The entries below are to be repeated exactly as they stand.
┌─ Provided records
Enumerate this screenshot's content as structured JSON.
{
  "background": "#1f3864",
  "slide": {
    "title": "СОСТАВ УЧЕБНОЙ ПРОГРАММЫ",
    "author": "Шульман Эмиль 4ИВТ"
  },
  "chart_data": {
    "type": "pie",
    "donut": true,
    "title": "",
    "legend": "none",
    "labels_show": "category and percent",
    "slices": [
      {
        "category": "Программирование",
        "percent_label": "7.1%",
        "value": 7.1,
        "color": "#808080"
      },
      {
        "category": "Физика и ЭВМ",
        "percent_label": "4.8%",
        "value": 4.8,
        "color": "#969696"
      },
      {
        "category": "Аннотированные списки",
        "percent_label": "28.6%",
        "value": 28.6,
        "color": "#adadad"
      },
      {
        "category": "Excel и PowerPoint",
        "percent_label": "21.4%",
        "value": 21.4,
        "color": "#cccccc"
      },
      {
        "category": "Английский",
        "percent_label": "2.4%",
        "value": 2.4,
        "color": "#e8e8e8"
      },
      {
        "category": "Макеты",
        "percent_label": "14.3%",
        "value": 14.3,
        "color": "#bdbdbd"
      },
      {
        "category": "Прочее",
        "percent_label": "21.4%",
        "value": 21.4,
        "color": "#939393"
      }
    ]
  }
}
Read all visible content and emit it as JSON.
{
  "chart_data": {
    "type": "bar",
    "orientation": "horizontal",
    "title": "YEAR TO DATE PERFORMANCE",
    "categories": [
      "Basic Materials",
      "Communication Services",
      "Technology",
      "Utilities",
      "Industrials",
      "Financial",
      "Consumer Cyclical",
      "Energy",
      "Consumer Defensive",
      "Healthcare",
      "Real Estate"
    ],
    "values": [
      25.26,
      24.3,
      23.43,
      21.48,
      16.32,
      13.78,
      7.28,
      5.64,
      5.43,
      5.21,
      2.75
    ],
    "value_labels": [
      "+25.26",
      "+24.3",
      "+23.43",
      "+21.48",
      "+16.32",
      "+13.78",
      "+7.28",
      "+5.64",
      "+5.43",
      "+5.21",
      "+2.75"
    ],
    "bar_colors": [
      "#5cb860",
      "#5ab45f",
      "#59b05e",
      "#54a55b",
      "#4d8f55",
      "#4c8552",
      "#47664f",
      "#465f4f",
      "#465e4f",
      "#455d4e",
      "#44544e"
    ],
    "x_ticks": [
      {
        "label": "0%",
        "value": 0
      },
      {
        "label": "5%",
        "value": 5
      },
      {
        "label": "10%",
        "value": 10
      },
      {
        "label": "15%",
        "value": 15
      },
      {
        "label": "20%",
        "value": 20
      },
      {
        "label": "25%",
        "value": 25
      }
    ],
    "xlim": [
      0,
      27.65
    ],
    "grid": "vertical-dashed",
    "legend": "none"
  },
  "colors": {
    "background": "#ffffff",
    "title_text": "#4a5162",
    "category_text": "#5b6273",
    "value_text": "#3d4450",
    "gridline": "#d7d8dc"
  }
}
└─
Task solution:
Enumerate this screenshot's content as structured JSON.
{
  "background": "#1f3864",
  "slide": {
    "title": "СОСТАВ УЧЕБНОЙ ПРОГРАММЫ",
    "author": "Шульман Эмиль 4ИВТ"
  },
  "chart_data": {
    "type": "pie",
    "donut": true,
    "title": "",
    "legend": "none",
    "labels_show": "category and percent",
    "slices": [
      {
        "category": "Программирование",
        "percent_label": "7.1%",
        "value": 7.1,
        "color": "#808080"
      },
      {
        "category": "Физика и ЭВМ",
        "percent_label": "4.8%",
        "value": 4.8,
        "color": "#969696"
      },
      {
        "category": "Аннотированные списки",
        "percent_label": "28.6%",
        "value": 28.6,
        "color": "#adadad"
      },
      {
        "category": "Excel и PowerPoint",
        "percent_label": "21.4%",
        "value": 21.4,
        "color": "#cccccc"
      },
      {
        "category": "Английский",
        "percent_label": "2.4%",
        "value": 2.4,
        "color": "#e8e8e8"
      },
      {
        "category": "Макеты",
        "percent_label": "14.3%",
        "value": 14.3,
        "color": "#bdbdbd"
      },
      {
        "category": "Прочее",
        "percent_label": "21.4%",
        "value": 21.4,
        "color": "#939393"
      }
    ]
  }
}
Read all visible content and emit it as JSON.
{
  "chart_data": {
    "type": "bar",
    "orientation": "horizontal",
    "title": "YEAR TO DATE PERFORMANCE",
    "categories": [
      "Basic Materials",
      "Communication Services",
      "Technology",
      "Utilities",
      "Industrials",
      "Financial",
      "Consumer Cyclical",
      "Energy",
      "Consumer Defensive",
      "Healthcare",
      "Real Estate"
    ],
    "values": [
      25.26,
      24.3,
      23.43,
      21.48,
      16.32,
      13.78,
      7.28,
      5.64,
      5.43,
      5.21,
      2.75
    ],
    "value_labels": [
      "+25.26",
      "+24.3",
      "+23.43",
      "+21.48",
      "+16.32",
      "+13.78",
      "+7.28",
      "+5.64",
      "+5.43",
      "+5.21",
      "+2.75"
    ],
    "bar_colors": [
      "#5cb860",
      "#5ab45f",
      "#59b05e",
      "#54a55b",
      "#4d8f55",
      "#4c8552",
      "#47664f",
      "#465f4f",
      "#465e4f",
      "#455d4e",
      "#44544e"
    ],
    "x_ticks": [
      {
        "label": "0%",
        "value": 0
      },
      {
        "label": "5%",
        "value": 5
      },
      {
        "label": "10%",
        "value": 10
      },
      {
        "label": "15%",
        "value": 15
      },
      {
        "label": "20%",
        "value": 20
      },
      {
        "label": "25%",
        "value": 25
      }
    ],
    "xlim": [
      0,
      27.65
    ],
    "grid": "vertical-dashed",
    "legend": "none"
  },
  "colors": {
    "background": "#ffffff",
    "title_text": "#4a5162",
    "category_text": "#5b6273",
    "value_text": "#3d4450",
    "gridline": "#d7d8dc"
  }
}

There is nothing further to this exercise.